-- Task material start --

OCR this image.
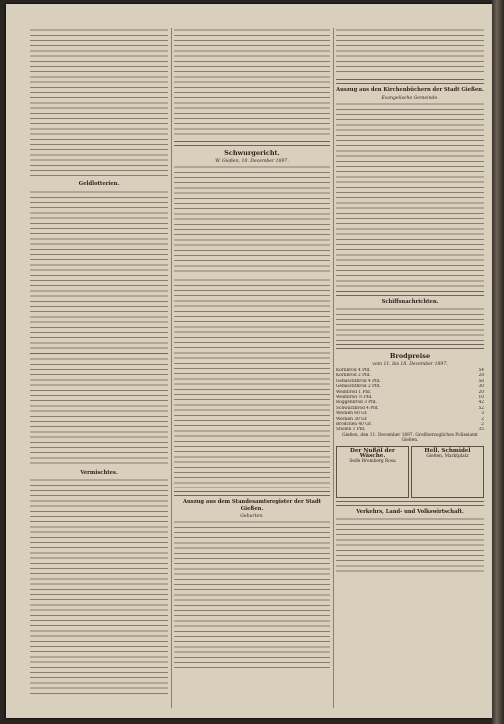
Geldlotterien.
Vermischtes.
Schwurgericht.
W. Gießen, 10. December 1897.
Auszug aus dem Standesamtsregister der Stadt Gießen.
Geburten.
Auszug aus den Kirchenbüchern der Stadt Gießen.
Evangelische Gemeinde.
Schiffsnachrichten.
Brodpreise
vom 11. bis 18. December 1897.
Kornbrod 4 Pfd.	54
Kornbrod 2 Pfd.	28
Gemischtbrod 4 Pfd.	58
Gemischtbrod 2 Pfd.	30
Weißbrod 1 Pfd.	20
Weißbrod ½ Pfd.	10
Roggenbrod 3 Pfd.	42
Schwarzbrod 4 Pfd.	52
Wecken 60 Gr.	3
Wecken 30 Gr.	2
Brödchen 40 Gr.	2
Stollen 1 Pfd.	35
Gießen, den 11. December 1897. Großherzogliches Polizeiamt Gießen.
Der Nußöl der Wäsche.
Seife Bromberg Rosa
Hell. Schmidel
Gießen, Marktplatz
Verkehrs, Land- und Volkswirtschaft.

-- Task material end --
-- Task material start --

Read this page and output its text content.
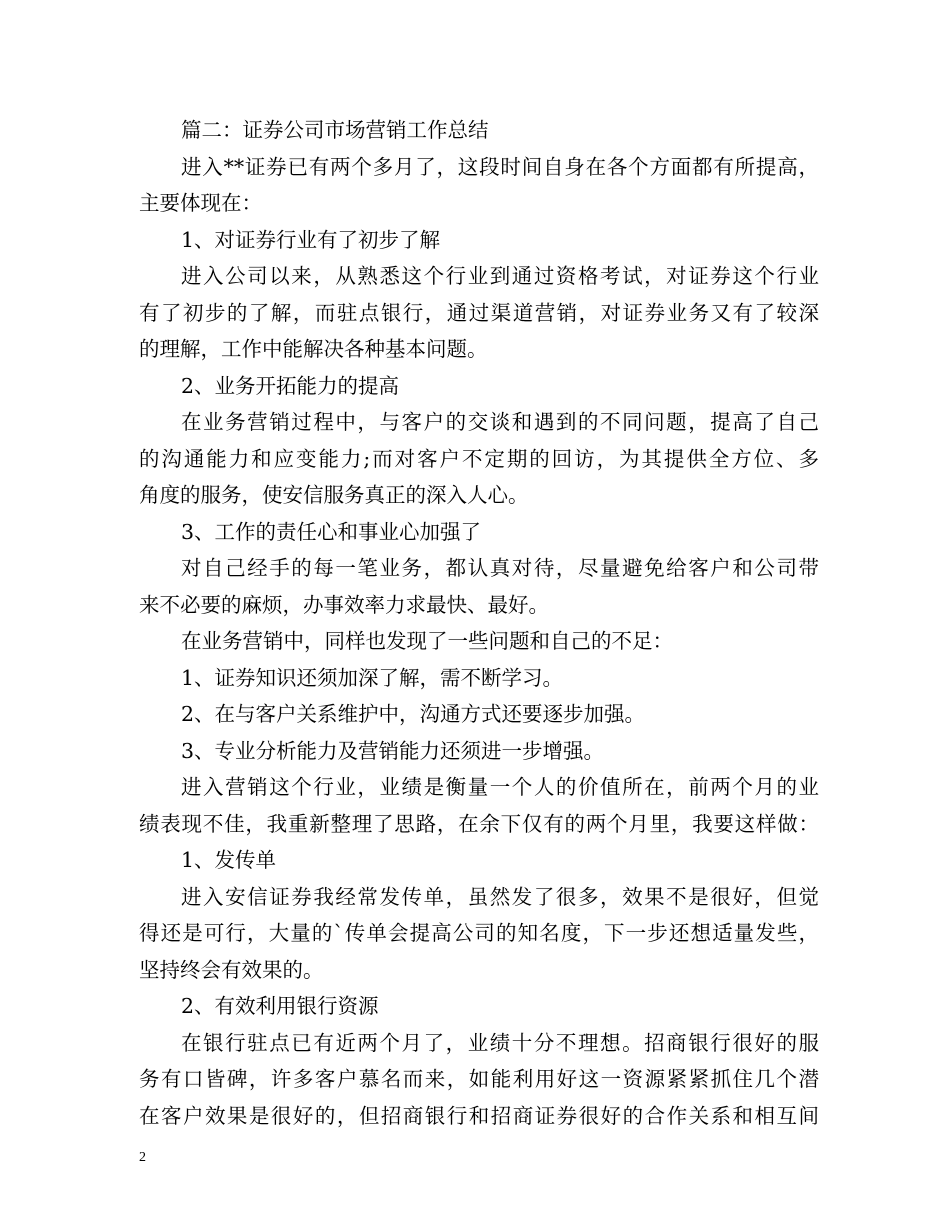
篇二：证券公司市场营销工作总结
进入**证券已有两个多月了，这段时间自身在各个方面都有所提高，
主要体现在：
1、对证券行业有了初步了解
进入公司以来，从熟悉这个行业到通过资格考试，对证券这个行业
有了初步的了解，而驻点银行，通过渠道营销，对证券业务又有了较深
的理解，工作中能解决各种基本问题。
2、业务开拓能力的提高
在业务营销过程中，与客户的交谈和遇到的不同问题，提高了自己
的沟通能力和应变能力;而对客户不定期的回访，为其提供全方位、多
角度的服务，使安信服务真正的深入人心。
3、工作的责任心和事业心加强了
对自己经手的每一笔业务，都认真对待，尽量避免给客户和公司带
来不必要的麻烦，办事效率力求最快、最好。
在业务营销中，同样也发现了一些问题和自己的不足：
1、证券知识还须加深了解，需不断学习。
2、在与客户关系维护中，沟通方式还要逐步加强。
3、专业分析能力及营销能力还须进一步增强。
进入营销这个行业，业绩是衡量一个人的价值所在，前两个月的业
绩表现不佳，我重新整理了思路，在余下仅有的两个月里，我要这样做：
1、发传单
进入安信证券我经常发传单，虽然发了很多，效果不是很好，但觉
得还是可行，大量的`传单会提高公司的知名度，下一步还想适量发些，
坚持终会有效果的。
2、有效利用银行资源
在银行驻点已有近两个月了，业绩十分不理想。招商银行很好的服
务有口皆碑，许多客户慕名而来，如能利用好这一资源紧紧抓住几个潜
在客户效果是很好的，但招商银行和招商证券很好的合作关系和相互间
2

-- Task material end --

Exercise requirements »
Copy out each line that contains the word "December".

The response »
W. Gießen, 10. December 1897.
vom 11. bis 18. December 1897.
Gießen, den 11. December 1897. Großherzogliches Polizeiamt Gießen.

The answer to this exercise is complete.